Data rows:
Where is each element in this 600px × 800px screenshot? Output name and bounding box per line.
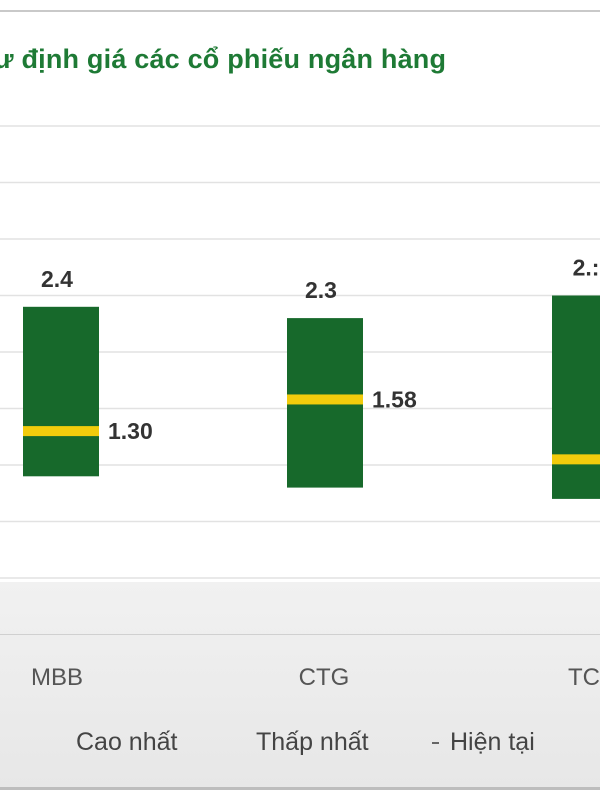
axis-panel-divider [0, 634, 600, 635]
category-label-ctg: CTG [298, 664, 350, 691]
current-marker-mbb [23, 426, 99, 437]
range-bar-tc [552, 295, 600, 499]
category-label-mbb: MBB [30, 664, 84, 691]
axis-panel [0, 582, 600, 787]
category-label-tc: TC [568, 664, 600, 691]
chart-frame-bottom [0, 787, 600, 790]
high-label-ctg: 2.3 [305, 277, 337, 303]
legend-marker-hien-tai [432, 742, 439, 744]
chart-frame-top [0, 10, 600, 12]
current-marker-tc [552, 454, 600, 465]
current-label-ctg: 1.58 [372, 386, 417, 412]
chart-title: ư định giá các cổ phiếu ngân hàng [0, 44, 447, 74]
high-label-mbb: 2.4 [41, 266, 73, 292]
legend-item-hien-tai: Hiện tại [450, 728, 535, 756]
legend-item-cao-nhat: Cao nhất [76, 728, 178, 756]
current-label-mbb: 1.30 [108, 418, 153, 444]
current-marker-ctg [287, 394, 363, 405]
high-label-tc: 2.: [573, 255, 600, 281]
legend-item-thap-nhat: Thấp nhất [256, 728, 369, 756]
range-bar-mbb [23, 306, 99, 477]
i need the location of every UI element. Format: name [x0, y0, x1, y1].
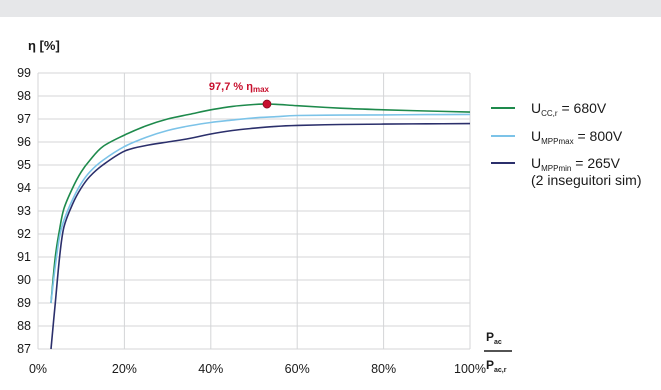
- y-tick-label: 90: [17, 273, 31, 287]
- x-axis-label: Pac Pac,r: [484, 330, 512, 374]
- y-tick-label: 89: [17, 296, 31, 310]
- top-band: [0, 0, 661, 17]
- legend-note-3: (2 inseguitori sim): [531, 172, 641, 188]
- grid: [37, 72, 471, 350]
- y-tick-label: 94: [17, 181, 31, 195]
- y-tick-label: 87: [17, 342, 31, 356]
- svg-text:Pac: Pac: [486, 330, 502, 346]
- x-tick-label: 100%: [454, 362, 486, 376]
- series-line-3: [50, 122, 471, 350]
- y-tick-label: 97: [17, 112, 31, 126]
- y-tick-label: 95: [17, 158, 31, 172]
- max-annotation: 97,7 % ηmax: [209, 81, 272, 109]
- y-tick-label: 92: [17, 227, 31, 241]
- legend: UCC,r = 680V UMPPmax = 800V UMPPmin = 265V…: [491, 100, 641, 188]
- legend-label-2: UMPPmax = 800V: [531, 128, 623, 146]
- series-lines: [50, 103, 471, 350]
- x-tick-label: 60%: [285, 362, 310, 376]
- x-label-numerator-sub: ac: [494, 339, 502, 346]
- y-axis-label: η [%]: [28, 38, 60, 53]
- y-tick-label: 91: [17, 250, 31, 264]
- x-label-denominator: P: [486, 358, 494, 372]
- x-tick-label: 20%: [112, 362, 137, 376]
- y-tick-label: 96: [17, 135, 31, 149]
- series-line-1: [50, 103, 471, 304]
- x-label-numerator: P: [486, 330, 494, 344]
- max-point-marker: [262, 99, 272, 109]
- x-label-denominator-sub: ac,r: [494, 367, 507, 374]
- max-annotation-text: 97,7 % η: [209, 81, 253, 93]
- max-annotation-label: 97,7 % ηmax: [209, 81, 270, 94]
- y-tick-label: 98: [17, 89, 31, 103]
- y-tick-label: 99: [17, 66, 31, 80]
- y-tick-labels: 87 88 89 90 91 92 93 94 95 96 97 98 99: [17, 66, 31, 356]
- x-tick-label: 0%: [29, 362, 47, 376]
- x-tick-label: 80%: [371, 362, 396, 376]
- legend-label-1: UCC,r = 680V: [531, 100, 607, 118]
- max-annotation-sub: max: [253, 85, 270, 94]
- x-tick-label: 40%: [198, 362, 223, 376]
- x-tick-labels: 0% 20% 40% 60% 80% 100%: [29, 362, 486, 376]
- svg-text:Pac,r: Pac,r: [486, 358, 507, 374]
- y-tick-label: 93: [17, 204, 31, 218]
- y-tick-label: 88: [17, 319, 31, 333]
- series-line-2: [50, 113, 471, 304]
- legend-label-3: UMPPmin = 265V: [531, 155, 621, 173]
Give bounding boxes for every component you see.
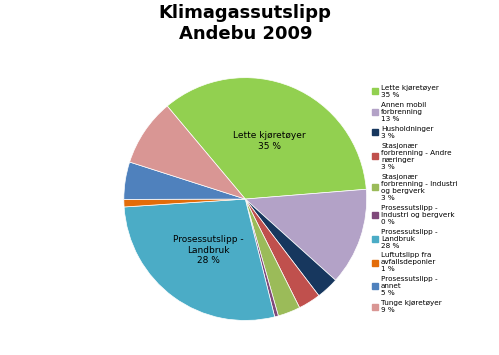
Wedge shape (130, 106, 245, 199)
Wedge shape (124, 199, 245, 207)
Wedge shape (245, 199, 278, 317)
Wedge shape (245, 189, 367, 280)
Text: Prosessutslipp -
Landbruk
28 %: Prosessutslipp - Landbruk 28 % (173, 235, 244, 265)
Wedge shape (245, 199, 335, 296)
Legend: Lette kjøretøyer
35 %, Annen mobil
forbrenning
13 %, Husholdninger
3 %, Stasjonæ: Lette kjøretøyer 35 %, Annen mobil forbr… (370, 83, 459, 315)
Wedge shape (124, 162, 245, 200)
Wedge shape (124, 199, 274, 321)
Text: Lette kjøretøyer
35 %: Lette kjøretøyer 35 % (234, 131, 306, 151)
Title: Klimagassutslipp
Andebu 2009: Klimagassutslipp Andebu 2009 (159, 4, 332, 43)
Wedge shape (245, 199, 299, 316)
Wedge shape (167, 78, 366, 199)
Wedge shape (245, 199, 319, 308)
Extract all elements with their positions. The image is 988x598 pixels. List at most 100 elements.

Exercise description:
Reproduce the lines of the material above, from the line containing "axis-panel-divider [0, 634, 600, 635]" through the line containing "i need the location".

Answer for the task:
axis-panel-divider [0, 634, 600, 635]
category-label-ctg: CTG [298, 664, 350, 691]
current-marker-mbb [23, 426, 99, 437]
range-bar-tc [552, 295, 600, 499]
category-label-mbb: MBB [30, 664, 84, 691]
axis-panel [0, 582, 600, 787]
category-label-tc: TC [568, 664, 600, 691]
chart-frame-bottom [0, 787, 600, 790]
high-label-ctg: 2.3 [305, 277, 337, 303]
legend-marker-hien-tai [432, 742, 439, 744]
chart-frame-top [0, 10, 600, 12]
current-marker-tc [552, 454, 600, 465]
current-label-ctg: 1.58 [372, 386, 417, 412]
chart-title: ư định giá các cổ phiếu ngân hàng [0, 44, 447, 74]
high-label-mbb: 2.4 [41, 266, 73, 292]
legend-item-hien-tai: Hiện tại [450, 728, 535, 756]
legend-item-cao-nhat: Cao nhất [76, 728, 178, 756]
current-label-mbb: 1.30 [108, 418, 153, 444]
current-marker-ctg [287, 394, 363, 405]
high-label-tc: 2.: [573, 255, 600, 281]
legend-item-thap-nhat: Thấp nhất [256, 728, 369, 756]
range-bar-mbb [23, 306, 99, 477]
i need the location of every UI element. Format: name [x0, y0, x1, y1].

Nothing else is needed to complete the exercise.